--- Brief ---
Pick out each line containing the string "previous".

--- Input data ---
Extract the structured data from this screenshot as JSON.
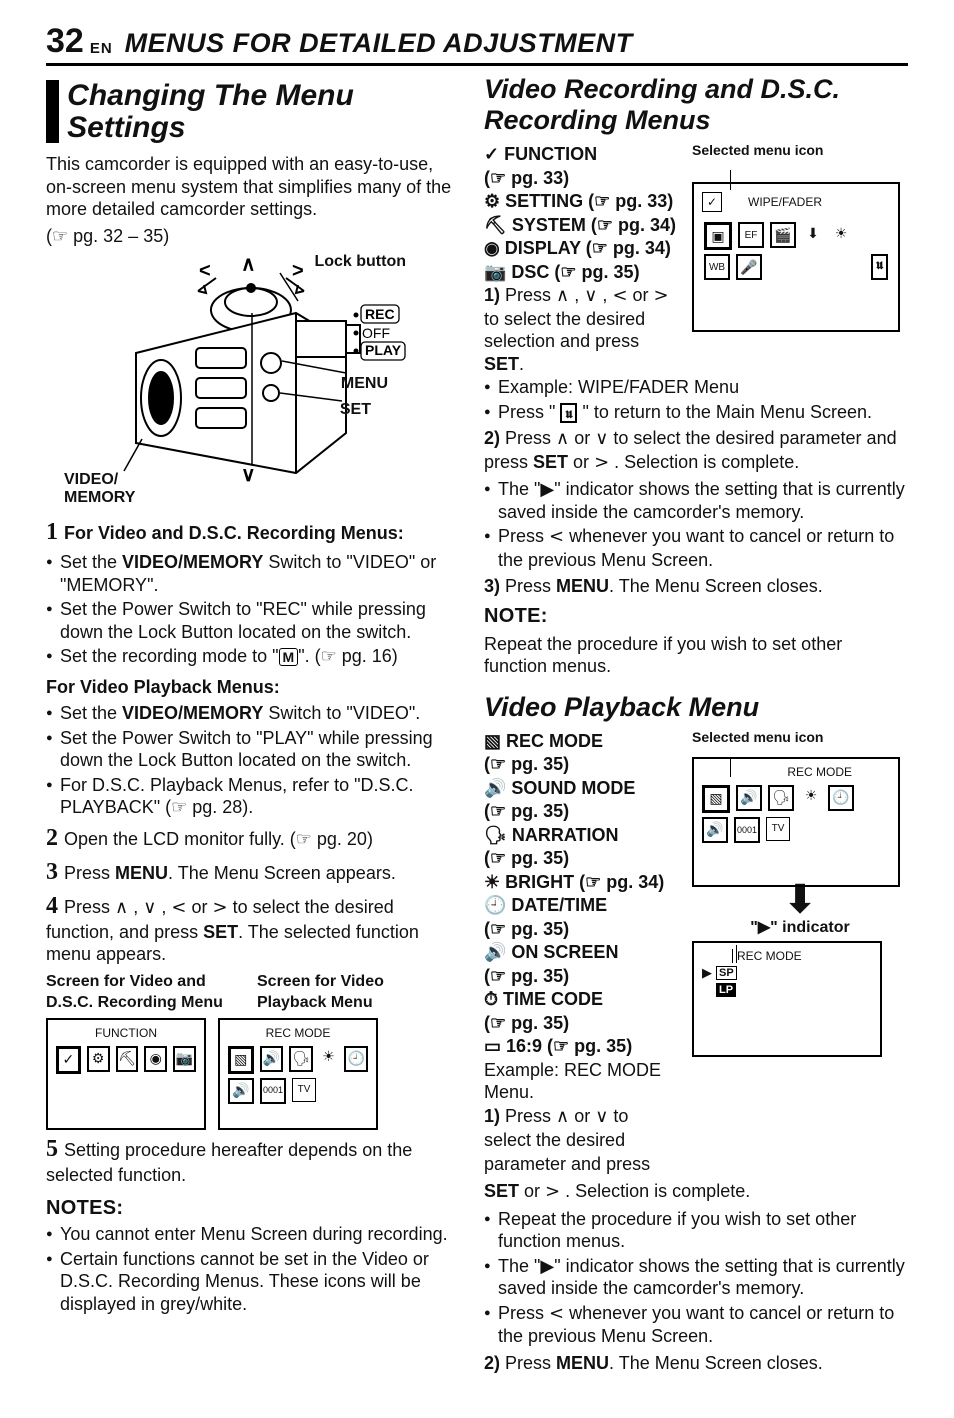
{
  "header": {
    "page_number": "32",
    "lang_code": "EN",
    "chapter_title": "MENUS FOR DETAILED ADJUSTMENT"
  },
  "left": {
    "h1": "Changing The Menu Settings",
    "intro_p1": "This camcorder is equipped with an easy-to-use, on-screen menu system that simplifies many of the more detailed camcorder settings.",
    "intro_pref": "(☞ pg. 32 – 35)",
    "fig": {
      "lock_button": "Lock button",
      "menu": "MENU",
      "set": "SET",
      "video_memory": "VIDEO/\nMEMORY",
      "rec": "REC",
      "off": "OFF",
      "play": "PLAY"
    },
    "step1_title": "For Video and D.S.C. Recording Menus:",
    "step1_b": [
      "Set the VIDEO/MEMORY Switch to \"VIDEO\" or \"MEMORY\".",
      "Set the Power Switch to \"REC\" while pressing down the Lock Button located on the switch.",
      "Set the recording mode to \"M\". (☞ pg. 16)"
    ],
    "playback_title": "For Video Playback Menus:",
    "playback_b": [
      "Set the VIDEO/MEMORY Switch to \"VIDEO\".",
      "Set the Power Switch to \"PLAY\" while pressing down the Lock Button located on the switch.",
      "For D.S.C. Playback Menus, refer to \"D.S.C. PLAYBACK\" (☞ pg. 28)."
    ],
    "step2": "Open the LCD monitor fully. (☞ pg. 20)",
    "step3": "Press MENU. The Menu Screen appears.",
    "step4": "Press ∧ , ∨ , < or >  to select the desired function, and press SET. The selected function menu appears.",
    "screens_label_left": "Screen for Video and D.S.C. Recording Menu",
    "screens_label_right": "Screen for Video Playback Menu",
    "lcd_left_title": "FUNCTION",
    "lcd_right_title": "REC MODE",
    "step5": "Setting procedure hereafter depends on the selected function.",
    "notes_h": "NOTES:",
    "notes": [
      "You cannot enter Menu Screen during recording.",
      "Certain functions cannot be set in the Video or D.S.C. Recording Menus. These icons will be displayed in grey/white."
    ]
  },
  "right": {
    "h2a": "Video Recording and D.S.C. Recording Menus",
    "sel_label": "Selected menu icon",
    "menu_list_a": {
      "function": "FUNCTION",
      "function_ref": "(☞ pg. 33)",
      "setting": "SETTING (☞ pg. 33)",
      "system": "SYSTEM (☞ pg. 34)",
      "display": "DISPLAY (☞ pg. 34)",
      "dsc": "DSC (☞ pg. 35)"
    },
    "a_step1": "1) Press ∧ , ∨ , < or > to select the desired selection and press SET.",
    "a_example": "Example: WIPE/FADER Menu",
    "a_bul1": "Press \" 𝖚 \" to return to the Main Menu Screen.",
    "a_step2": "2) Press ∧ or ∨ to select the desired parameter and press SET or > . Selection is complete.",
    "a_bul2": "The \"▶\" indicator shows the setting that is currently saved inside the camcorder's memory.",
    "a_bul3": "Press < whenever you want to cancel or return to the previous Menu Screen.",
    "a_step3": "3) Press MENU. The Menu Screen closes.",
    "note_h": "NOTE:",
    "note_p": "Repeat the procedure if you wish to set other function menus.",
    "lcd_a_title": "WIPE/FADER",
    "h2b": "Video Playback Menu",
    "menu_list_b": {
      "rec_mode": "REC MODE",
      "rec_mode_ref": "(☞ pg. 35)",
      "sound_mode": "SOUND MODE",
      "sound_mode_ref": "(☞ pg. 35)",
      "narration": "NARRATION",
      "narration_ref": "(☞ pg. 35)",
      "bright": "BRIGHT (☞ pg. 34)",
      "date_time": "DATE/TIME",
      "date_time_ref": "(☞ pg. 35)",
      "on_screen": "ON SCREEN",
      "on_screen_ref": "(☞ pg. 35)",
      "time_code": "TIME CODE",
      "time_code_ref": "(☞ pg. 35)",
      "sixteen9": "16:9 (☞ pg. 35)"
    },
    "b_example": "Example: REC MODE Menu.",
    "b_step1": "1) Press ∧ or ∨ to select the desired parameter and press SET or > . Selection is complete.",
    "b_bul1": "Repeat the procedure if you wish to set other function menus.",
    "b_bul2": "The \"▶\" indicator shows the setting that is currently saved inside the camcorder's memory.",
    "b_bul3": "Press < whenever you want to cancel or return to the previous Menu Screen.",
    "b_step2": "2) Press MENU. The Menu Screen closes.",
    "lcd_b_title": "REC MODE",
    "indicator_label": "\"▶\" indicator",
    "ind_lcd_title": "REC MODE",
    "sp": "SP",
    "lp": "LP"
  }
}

--- Worked answer ---
    "a_bul3": "Press < whenever you want to cancel or return to the previous Menu Screen.",
    "b_bul3": "Press < whenever you want to cancel or return to the previous Menu Screen.",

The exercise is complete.